* _WHAT YOU HAVE TO DO_:
Select every line below containing the word "Bureau".

[Start of DATASET RECORDS]

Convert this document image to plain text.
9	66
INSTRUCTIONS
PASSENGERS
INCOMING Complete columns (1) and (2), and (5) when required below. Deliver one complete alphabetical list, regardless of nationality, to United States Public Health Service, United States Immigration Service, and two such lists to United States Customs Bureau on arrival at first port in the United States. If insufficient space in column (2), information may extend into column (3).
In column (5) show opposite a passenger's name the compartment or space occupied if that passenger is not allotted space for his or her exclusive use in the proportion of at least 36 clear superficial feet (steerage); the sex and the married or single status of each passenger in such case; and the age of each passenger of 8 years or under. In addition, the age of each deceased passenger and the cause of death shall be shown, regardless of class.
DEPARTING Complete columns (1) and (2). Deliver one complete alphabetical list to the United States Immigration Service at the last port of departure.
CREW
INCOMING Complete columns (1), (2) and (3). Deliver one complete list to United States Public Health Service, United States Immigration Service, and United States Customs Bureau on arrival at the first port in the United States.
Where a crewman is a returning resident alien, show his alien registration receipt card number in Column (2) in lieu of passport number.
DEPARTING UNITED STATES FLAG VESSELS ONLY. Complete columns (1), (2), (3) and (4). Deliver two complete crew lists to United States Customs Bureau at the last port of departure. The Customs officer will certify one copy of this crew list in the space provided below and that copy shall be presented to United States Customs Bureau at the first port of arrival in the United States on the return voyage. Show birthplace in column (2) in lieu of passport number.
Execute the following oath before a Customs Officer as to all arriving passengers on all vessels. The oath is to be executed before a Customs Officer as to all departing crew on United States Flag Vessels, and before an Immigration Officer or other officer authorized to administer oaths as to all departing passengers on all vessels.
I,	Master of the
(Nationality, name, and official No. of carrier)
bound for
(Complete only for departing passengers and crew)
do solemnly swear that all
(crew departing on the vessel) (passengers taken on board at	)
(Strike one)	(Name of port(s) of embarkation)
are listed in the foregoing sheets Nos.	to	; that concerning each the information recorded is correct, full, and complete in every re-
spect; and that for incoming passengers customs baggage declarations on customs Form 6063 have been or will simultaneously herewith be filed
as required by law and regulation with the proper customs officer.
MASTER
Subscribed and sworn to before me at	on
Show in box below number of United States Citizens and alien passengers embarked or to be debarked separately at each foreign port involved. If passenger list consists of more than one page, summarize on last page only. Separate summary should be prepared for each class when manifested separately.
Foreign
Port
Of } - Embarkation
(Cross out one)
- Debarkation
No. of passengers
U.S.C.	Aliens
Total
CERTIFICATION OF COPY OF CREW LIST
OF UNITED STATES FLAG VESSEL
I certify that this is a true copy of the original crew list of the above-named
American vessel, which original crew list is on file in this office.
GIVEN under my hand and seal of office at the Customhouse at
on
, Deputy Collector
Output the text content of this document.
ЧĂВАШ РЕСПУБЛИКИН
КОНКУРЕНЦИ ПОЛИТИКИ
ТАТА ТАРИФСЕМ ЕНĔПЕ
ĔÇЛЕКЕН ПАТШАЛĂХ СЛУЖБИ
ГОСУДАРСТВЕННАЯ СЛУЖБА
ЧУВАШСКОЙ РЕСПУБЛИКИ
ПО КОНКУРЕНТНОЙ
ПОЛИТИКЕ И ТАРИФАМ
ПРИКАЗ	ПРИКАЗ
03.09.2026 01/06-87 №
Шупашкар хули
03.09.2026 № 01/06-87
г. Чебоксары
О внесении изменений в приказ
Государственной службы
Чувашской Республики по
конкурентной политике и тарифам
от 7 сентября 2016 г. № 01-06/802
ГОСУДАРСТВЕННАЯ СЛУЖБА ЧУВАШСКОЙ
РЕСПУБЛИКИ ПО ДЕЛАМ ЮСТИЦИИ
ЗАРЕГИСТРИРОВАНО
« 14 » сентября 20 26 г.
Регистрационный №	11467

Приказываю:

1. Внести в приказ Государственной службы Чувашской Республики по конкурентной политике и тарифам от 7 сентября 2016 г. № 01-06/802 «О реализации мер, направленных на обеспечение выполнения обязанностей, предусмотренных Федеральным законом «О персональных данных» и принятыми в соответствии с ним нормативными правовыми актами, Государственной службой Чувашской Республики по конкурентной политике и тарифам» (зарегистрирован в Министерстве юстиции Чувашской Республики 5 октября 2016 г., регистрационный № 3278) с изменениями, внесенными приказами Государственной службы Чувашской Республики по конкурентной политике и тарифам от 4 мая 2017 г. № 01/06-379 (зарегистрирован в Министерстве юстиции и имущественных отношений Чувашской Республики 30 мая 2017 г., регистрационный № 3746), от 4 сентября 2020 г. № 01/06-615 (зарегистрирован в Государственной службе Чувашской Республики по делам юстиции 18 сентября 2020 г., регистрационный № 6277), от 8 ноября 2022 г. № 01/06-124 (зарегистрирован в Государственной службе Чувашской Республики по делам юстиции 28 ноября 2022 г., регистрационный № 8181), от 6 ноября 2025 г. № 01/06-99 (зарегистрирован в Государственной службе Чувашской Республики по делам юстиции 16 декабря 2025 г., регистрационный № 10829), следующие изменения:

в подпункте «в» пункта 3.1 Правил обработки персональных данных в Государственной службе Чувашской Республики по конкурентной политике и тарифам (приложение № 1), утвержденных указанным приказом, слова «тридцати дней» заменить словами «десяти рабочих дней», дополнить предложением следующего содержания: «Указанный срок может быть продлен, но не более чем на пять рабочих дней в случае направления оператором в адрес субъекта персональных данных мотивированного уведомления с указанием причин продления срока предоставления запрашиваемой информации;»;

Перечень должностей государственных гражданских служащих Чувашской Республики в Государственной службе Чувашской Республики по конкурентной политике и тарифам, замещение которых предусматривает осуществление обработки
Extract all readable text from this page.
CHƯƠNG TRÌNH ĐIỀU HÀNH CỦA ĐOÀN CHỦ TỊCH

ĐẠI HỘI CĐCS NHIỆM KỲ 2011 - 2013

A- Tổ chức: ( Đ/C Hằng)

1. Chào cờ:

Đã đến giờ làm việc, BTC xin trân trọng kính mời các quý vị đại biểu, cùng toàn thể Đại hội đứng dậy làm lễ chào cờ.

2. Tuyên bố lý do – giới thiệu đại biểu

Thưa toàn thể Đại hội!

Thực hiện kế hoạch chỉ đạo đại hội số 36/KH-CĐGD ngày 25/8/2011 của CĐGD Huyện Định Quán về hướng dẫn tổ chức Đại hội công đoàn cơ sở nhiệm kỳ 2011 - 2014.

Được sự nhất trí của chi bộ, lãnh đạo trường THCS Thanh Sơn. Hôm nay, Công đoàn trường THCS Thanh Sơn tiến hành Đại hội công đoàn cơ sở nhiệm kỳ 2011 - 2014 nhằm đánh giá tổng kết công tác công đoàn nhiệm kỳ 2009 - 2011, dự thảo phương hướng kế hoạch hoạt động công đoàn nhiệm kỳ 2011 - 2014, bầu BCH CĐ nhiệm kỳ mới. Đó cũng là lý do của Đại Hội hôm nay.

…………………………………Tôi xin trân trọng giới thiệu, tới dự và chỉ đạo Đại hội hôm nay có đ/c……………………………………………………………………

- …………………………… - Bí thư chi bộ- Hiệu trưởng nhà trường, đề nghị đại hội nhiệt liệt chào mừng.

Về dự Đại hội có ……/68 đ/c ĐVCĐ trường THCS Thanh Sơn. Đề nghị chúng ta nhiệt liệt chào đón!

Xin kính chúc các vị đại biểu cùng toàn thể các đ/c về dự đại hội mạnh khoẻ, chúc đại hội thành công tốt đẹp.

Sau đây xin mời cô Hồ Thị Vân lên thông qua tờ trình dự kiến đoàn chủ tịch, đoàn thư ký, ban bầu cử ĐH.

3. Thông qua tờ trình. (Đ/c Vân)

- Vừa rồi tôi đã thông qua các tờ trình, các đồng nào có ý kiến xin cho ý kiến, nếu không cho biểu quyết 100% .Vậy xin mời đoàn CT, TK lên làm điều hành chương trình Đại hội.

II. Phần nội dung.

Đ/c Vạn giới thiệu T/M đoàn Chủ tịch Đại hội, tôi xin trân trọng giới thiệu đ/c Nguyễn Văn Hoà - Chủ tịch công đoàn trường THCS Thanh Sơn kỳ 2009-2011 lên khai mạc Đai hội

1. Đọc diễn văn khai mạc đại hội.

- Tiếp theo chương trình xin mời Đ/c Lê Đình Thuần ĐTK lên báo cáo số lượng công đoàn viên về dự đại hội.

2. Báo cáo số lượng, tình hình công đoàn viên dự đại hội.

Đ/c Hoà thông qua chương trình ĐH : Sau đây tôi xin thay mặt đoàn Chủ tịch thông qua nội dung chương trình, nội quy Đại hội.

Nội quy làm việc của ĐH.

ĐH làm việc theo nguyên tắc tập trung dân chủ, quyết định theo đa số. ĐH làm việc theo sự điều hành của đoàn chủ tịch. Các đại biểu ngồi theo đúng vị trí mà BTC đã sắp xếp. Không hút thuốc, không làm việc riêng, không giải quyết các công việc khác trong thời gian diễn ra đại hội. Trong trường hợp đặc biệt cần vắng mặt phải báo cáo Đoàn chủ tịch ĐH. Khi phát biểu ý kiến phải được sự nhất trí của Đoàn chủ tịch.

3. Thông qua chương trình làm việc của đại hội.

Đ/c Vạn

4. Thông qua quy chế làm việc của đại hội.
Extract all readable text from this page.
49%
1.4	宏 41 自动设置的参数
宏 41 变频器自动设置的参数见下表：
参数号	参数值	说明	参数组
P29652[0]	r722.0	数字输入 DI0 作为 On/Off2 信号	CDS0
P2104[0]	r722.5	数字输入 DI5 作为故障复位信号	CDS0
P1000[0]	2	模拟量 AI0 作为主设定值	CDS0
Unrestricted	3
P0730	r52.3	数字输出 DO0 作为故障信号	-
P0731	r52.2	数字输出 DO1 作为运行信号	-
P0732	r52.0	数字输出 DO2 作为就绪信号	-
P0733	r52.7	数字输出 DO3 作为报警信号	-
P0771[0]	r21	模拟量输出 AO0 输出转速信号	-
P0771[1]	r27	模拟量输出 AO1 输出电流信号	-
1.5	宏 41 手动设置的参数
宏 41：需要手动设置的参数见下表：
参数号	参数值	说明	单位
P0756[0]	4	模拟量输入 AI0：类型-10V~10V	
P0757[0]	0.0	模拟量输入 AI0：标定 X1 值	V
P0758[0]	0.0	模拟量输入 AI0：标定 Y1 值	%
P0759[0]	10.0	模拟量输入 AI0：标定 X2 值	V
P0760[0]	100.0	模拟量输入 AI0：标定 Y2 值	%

[End of DATASET RECORDS]

* _SOLUTION FOR THIS EXERCISE_:
INCOMING Complete columns (1) and (2), and (5) when required below. Deliver one complete alphabetical list, regardless of nationality, to United States Public Health Service, United States Immigration Service, and two such lists to United States Customs Bureau on arrival at first port in the United States. If insufficient space in column (2), information may extend into column (3).
INCOMING Complete columns (1), (2) and (3). Deliver one complete list to United States Public Health Service, United States Immigration Service, and United States Customs Bureau on arrival at the first port in the United States.
DEPARTING UNITED STATES FLAG VESSELS ONLY. Complete columns (1), (2), (3) and (4). Deliver two complete crew lists to United States Customs Bureau at the last port of departure. The Customs officer will certify one copy of this crew list in the space provided below and that copy shall be presented to United States Customs Bureau at the first port of arrival in the United States on the return voyage. Show birthplace in column (2) in lieu of passport number.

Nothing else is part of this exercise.